Identify the lines bearing the string "this" and gather them.

[Data records]

============================================================

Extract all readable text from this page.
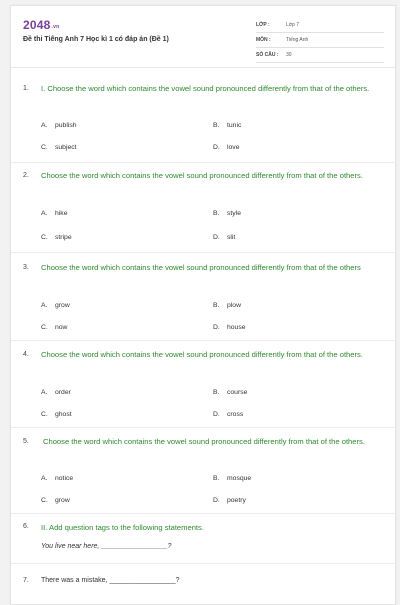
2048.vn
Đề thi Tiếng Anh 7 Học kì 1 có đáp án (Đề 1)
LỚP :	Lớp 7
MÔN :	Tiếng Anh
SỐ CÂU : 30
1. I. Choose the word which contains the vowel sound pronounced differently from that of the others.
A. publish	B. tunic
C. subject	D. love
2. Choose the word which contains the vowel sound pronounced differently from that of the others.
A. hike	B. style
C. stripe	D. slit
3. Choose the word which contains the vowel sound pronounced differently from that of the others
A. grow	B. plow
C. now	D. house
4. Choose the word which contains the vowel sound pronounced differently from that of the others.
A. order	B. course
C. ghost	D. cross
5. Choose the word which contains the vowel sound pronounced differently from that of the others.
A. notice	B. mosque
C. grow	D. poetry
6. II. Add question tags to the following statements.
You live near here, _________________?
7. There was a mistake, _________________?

============================================================

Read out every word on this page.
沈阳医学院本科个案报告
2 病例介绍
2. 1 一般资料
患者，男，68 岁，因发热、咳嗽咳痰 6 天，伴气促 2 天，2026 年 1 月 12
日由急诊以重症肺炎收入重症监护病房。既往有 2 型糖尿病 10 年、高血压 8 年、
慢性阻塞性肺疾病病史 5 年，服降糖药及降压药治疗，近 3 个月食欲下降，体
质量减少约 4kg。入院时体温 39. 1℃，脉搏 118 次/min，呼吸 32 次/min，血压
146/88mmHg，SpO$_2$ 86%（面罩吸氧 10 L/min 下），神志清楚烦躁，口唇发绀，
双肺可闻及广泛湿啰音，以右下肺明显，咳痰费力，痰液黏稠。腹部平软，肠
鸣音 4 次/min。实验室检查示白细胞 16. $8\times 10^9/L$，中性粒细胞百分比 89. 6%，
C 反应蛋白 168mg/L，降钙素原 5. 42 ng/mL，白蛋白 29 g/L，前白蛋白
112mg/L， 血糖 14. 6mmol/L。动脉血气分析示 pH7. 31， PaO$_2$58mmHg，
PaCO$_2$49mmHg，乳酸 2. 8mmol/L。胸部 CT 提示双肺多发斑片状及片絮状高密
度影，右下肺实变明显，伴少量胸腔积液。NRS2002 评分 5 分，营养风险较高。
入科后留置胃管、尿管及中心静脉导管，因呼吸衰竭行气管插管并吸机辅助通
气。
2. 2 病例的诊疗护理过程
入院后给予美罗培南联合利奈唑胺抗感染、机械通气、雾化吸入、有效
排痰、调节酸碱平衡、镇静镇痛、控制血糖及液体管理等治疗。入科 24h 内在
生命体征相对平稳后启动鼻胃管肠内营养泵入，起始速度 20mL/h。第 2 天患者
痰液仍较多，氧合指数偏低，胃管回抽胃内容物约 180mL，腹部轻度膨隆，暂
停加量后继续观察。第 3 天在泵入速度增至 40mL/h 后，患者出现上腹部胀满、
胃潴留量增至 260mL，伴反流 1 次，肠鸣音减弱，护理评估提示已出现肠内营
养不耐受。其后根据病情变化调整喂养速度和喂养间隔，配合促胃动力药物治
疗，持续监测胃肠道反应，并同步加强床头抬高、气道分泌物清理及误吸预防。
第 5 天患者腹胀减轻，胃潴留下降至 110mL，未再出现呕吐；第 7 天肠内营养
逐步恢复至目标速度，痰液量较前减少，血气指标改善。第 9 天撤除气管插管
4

============================================================

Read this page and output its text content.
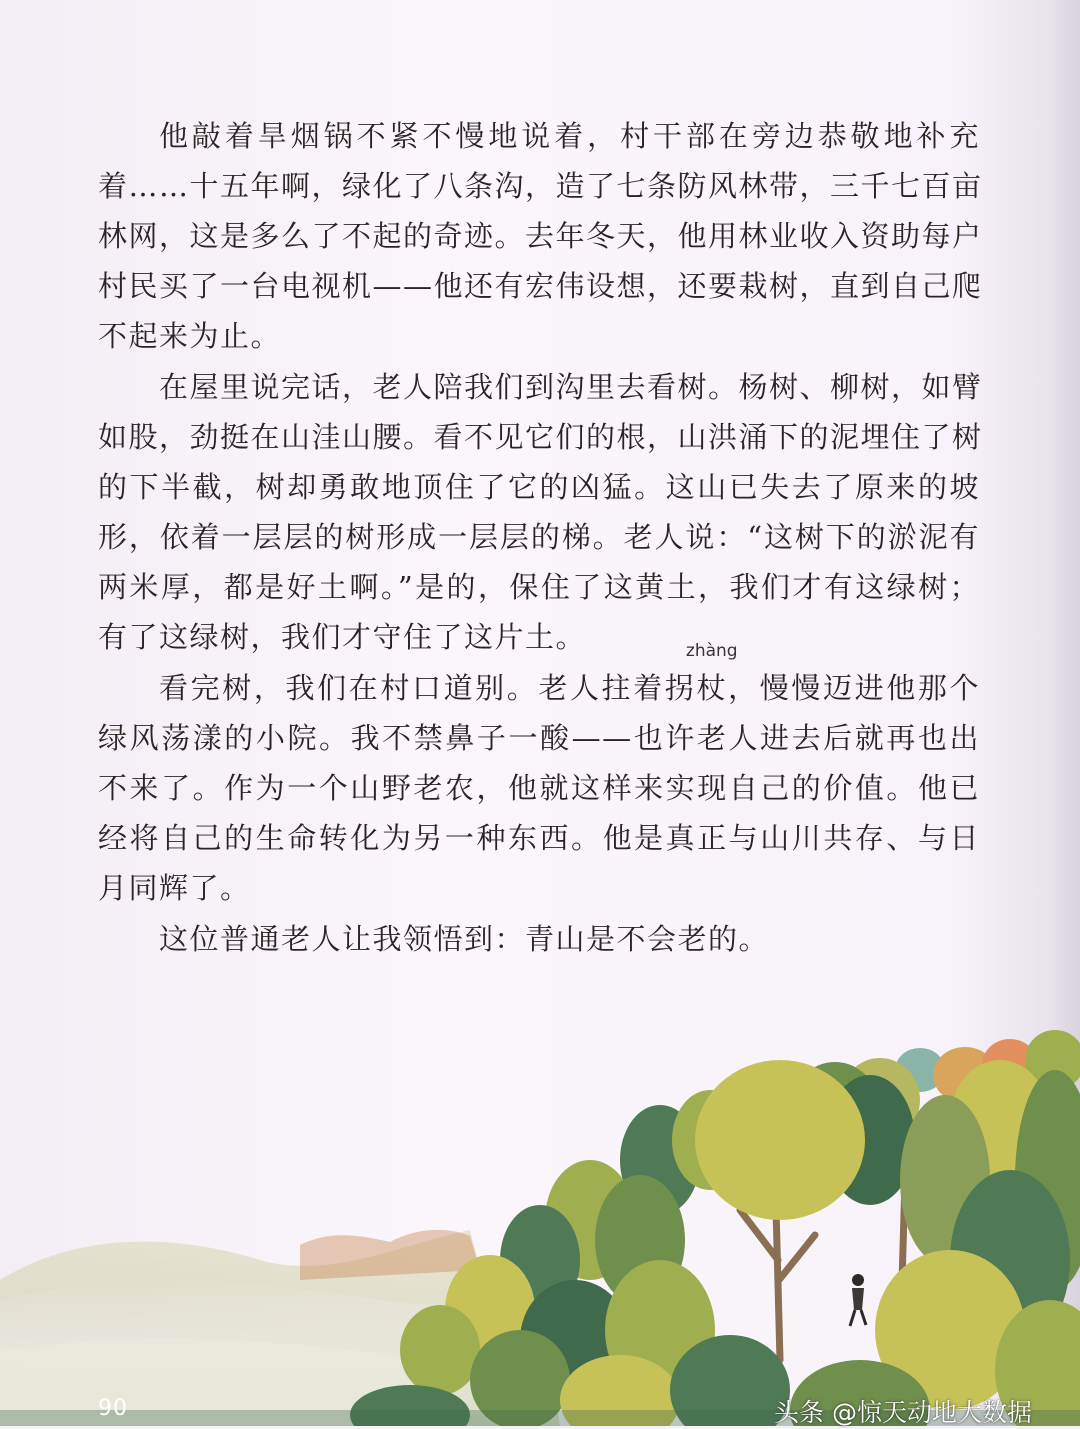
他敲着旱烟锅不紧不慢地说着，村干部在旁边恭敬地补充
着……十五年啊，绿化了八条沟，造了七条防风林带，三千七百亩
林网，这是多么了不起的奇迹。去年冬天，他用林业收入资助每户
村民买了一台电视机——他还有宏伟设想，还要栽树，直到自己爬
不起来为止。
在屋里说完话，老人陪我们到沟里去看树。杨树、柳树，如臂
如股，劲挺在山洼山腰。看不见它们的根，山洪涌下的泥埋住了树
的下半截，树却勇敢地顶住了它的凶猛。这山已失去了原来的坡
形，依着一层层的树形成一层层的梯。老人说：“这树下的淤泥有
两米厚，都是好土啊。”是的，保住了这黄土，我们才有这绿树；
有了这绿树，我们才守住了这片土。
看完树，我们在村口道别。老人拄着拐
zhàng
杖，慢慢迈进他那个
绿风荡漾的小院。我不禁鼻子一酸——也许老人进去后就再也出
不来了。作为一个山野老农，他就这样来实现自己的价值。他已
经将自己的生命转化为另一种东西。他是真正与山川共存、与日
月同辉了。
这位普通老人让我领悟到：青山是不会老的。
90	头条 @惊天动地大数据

============================================================

EXERCISE RESULT:
Extract all readable text from this page.
Read out every word on this page.
Read this page and output its text content.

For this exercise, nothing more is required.